GIVEN REQUEST>
Reproduce each line bearing the word "values".

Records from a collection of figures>
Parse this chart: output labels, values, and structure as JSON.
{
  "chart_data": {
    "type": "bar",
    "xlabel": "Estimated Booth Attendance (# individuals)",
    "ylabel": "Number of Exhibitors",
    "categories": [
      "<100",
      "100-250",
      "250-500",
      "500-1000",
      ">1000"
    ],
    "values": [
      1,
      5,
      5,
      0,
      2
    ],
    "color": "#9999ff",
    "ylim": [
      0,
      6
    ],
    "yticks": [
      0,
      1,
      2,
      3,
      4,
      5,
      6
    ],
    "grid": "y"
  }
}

SOLUTION>
Parse this chart: output labels, values, and structure as JSON.
    "values": [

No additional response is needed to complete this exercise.